For the listing below, give the number of lines in which "seconds" occurs. Add nothing.
<<<<
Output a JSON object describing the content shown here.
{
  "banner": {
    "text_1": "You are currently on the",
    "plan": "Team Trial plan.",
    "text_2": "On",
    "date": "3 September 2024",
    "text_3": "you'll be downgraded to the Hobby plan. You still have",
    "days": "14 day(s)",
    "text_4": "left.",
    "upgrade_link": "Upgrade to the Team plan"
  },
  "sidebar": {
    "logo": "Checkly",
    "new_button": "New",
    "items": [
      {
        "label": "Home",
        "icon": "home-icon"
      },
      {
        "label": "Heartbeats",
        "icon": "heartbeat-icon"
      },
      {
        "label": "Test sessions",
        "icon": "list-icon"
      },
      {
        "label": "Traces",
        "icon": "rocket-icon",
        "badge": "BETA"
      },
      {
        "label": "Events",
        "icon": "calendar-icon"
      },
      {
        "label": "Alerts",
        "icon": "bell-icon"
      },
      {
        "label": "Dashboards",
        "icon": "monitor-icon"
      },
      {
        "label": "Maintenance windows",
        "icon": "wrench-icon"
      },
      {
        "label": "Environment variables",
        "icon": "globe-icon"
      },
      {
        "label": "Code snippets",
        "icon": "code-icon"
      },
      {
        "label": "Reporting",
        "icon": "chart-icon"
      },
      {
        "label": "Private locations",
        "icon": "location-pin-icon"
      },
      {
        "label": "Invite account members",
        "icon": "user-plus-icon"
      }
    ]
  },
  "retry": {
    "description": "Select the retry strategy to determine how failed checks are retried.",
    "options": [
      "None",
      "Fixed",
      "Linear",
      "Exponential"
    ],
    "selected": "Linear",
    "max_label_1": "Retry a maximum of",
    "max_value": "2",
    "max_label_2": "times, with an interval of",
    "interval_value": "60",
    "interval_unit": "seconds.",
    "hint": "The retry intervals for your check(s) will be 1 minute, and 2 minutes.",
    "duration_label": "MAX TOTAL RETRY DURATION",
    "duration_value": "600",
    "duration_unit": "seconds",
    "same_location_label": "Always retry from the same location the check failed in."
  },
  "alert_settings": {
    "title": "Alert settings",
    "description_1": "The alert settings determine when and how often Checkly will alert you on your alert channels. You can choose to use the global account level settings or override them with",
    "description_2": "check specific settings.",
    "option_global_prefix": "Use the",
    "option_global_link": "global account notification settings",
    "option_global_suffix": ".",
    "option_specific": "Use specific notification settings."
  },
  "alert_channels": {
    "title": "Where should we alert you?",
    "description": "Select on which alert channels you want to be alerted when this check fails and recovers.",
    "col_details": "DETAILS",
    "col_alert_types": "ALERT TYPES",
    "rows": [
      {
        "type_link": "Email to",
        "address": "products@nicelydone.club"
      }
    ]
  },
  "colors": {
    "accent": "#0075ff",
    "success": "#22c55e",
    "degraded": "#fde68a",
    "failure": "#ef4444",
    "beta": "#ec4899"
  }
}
>>>>
* Answer for the task: 2